Weather Continues Charming (for the most part)
Trip Start Sep 05, 2010
92Trip End Dec 06, 2010
Map your own trip!
Show trip route
I bought myself a cinnamon danish and walked north to Times square to eat it. So many flashing lights! It was good to see such a famous place. After breakfast I walked east to the New York public library. Behind it there is a lovely green area called Bryant park. There is a statue of the man himself by the library with an inscription I liked so much I copied it down
"Yet let no empty gust
Of passion find an utterance in thy lay,
A blast that whirls the dust
Along the howling street and dies away;
But feelings of calm power and mighty sweep
Like currents journeying through the windless deep."
It is a verse from a poem called "The Poet" by William Cullen Bryant.

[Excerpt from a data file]
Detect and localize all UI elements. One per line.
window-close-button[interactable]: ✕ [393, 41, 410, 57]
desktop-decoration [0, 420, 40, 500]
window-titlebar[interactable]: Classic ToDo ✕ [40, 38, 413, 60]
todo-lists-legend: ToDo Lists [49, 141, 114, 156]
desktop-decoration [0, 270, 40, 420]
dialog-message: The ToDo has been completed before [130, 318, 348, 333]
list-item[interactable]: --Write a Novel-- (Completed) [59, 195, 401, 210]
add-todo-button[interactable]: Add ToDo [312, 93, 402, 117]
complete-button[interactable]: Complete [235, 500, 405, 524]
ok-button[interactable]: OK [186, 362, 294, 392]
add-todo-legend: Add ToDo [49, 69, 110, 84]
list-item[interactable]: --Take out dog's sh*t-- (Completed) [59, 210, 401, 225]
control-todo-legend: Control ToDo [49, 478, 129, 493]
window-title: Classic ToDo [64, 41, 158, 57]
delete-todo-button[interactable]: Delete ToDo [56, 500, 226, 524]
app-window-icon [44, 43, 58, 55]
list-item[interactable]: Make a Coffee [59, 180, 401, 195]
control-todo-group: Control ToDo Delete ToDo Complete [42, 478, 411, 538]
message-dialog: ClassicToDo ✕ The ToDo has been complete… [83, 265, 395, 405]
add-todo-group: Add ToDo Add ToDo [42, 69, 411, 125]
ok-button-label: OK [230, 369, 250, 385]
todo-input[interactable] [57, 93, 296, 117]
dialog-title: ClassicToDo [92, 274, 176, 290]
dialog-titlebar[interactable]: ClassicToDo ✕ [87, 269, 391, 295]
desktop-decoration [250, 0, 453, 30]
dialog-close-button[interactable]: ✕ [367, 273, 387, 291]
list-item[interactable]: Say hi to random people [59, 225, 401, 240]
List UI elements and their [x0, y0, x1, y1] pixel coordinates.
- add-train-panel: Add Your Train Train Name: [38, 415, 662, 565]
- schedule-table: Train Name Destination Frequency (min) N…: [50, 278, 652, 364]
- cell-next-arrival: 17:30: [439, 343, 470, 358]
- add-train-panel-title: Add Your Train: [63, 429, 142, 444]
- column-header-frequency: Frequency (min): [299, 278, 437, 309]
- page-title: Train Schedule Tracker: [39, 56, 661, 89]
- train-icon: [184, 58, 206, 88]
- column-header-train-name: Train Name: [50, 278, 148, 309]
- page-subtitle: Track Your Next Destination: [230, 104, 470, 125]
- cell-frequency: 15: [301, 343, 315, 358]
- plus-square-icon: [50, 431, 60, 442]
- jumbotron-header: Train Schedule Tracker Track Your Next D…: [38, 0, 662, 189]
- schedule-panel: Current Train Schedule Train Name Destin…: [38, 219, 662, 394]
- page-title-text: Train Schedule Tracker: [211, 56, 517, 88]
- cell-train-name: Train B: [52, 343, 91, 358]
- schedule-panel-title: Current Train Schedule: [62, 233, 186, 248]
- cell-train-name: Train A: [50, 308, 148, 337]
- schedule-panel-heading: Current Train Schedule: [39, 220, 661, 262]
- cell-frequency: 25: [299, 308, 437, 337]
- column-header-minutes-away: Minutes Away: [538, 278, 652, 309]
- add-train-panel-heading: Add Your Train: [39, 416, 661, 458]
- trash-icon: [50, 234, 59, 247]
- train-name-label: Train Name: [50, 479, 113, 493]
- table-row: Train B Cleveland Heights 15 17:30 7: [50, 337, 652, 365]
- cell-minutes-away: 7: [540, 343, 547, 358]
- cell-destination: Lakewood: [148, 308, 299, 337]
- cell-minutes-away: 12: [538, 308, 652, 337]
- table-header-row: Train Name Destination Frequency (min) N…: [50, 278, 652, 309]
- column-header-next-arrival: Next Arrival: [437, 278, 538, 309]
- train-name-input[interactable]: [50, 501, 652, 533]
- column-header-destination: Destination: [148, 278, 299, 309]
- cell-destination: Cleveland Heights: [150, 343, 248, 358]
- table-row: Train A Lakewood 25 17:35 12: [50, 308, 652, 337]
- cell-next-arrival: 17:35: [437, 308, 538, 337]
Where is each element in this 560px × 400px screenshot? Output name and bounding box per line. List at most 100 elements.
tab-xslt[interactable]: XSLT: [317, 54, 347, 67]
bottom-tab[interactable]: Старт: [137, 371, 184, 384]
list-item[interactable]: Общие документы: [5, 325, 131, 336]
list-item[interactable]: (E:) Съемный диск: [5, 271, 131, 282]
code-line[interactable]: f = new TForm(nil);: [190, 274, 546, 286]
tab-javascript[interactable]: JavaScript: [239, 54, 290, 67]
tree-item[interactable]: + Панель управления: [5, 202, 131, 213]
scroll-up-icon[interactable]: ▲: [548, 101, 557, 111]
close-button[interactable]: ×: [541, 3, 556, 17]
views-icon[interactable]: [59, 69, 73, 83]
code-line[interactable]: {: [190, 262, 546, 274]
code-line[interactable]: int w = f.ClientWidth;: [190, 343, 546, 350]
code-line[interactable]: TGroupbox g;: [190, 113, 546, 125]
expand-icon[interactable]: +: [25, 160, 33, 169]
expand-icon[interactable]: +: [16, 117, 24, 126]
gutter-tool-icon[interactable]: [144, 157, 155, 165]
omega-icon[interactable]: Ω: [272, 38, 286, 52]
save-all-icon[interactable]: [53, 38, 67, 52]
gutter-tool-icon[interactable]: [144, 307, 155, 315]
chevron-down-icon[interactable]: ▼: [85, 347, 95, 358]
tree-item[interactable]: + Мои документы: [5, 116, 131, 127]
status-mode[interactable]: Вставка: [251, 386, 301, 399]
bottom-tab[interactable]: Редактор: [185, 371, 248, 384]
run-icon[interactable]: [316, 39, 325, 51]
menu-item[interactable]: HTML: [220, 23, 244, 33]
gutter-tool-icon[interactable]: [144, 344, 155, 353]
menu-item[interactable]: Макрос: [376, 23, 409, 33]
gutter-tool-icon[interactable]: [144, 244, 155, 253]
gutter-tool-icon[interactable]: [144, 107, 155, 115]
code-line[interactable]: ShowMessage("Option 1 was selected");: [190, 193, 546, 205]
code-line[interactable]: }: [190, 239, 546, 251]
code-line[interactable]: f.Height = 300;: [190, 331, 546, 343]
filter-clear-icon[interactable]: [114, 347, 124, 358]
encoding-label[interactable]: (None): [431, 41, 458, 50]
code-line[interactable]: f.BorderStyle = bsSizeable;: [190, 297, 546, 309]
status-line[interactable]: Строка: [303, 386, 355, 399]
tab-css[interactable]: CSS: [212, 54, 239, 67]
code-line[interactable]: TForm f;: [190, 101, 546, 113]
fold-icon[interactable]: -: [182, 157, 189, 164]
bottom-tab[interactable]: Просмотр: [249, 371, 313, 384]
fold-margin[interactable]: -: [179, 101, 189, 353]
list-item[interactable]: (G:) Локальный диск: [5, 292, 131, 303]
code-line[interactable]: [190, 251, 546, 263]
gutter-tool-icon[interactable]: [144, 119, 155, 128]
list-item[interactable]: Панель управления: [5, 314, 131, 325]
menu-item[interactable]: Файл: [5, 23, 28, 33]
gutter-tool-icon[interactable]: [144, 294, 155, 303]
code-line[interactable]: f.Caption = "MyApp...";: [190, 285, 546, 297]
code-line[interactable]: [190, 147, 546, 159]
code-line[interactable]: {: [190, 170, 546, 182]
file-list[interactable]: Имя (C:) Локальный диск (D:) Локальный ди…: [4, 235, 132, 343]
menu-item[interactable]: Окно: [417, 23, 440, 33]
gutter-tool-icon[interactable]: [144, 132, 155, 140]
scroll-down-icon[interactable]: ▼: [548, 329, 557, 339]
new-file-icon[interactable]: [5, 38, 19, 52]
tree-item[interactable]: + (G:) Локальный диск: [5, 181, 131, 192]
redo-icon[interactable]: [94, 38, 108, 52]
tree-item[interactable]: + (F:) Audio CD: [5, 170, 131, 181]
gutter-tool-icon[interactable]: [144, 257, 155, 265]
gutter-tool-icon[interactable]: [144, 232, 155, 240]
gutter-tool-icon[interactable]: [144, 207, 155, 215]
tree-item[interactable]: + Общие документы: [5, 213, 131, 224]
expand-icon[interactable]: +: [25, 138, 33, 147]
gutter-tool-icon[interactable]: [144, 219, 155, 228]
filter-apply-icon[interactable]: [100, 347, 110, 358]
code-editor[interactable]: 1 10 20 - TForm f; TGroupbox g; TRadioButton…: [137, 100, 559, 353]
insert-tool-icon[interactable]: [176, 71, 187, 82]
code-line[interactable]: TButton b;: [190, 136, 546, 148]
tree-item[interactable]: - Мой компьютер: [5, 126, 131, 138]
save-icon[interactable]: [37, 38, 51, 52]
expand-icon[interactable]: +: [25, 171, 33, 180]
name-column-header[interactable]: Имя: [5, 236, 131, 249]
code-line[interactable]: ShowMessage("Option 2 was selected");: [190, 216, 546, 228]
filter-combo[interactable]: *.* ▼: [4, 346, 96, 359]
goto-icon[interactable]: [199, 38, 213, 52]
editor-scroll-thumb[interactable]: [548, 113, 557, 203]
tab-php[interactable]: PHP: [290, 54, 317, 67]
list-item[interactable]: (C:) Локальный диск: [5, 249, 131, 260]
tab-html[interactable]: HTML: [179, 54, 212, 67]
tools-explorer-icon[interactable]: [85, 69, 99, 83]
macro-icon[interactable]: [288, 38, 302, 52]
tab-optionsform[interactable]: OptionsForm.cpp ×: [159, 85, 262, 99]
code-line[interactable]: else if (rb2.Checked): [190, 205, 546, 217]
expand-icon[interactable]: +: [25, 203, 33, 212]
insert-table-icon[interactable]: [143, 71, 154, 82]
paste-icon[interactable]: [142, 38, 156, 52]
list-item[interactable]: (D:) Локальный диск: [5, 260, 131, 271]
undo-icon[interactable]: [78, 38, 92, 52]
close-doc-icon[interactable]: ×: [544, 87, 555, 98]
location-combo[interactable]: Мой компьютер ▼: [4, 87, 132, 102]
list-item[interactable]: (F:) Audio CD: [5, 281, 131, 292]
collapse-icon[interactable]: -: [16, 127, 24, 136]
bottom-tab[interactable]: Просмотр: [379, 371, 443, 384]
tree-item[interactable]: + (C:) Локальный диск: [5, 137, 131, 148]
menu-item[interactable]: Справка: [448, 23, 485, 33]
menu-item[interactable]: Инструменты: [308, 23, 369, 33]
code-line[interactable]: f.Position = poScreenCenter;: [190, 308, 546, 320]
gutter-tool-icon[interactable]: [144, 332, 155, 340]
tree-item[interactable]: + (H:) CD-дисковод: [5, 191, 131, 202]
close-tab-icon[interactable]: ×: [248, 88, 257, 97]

**TASK INSTRUCTIONS**
1 - Reproduce the travel blog entry word for word between "Weather Continues Charming" and "William Cullen Bryant.", inclusive.
2 - Pick up the travel blog entry after its final sentence and keep writing it.
The rows have no connection to the travel blog entry.

**THE RESPONSES**
1 -
Weather Continues Charming (for the most part)
Trip Start Sep 05, 2010
92Trip End Dec 06, 2010
Map your own trip!
Show trip route
I bought myself a cinnamon danish and walked north to Times square to eat it. So many flashing lights! It was good to see such a famous place. After breakfast I walked east to the New York public library. Behind it there is a lovely green area called Bryant park. There is a statue of the man himself by the library with an inscription I liked so much I copied it down
"Yet let no empty gust
Of passion find an utterance in thy lay,
A blast that whirls the dust
Along the howling street and dies away;
But feelings of calm power and mighty sweep
Like currents journeying through the windless deep."
It is a verse from a poem called "The Poet" by William Cullen Bryant.

2 -
New York Public Library is spectacular. The main reading room and view when you come up the last set of steps really take the breath away. I sat in the main reading room and read for a few minutes just because. I envy all the people who were working there, what an amazing place to learn. I also went across the road where the real books are (the ones you can actually borrow) and read an old favorites for half an hour.
After all this I went south to explore the downtown area. By 'exploring' I mean I got lost. The nice thing about New York though is it is hard to get lost for more than one block. If you are planning to get lost though I think downtown is the place to do it, though I hear right at the northern end of the island it gets complicated too. I wandered around Greenwich for a bit, it all looks very typical of the heroine in american films who lives in Manhattan
I ended up sitting by the Hudson river, eating my lunch. Fantastic view.
When I got back to Stony Brook, Lloyd and I grabbed some food and sat outside at one of the many picnic tables scattered around campus. Then we went to the pub. Loads of people turned up, it was really nice. Plus I had a long island iced tea on long island which is pretty cool. Rather strong though. . .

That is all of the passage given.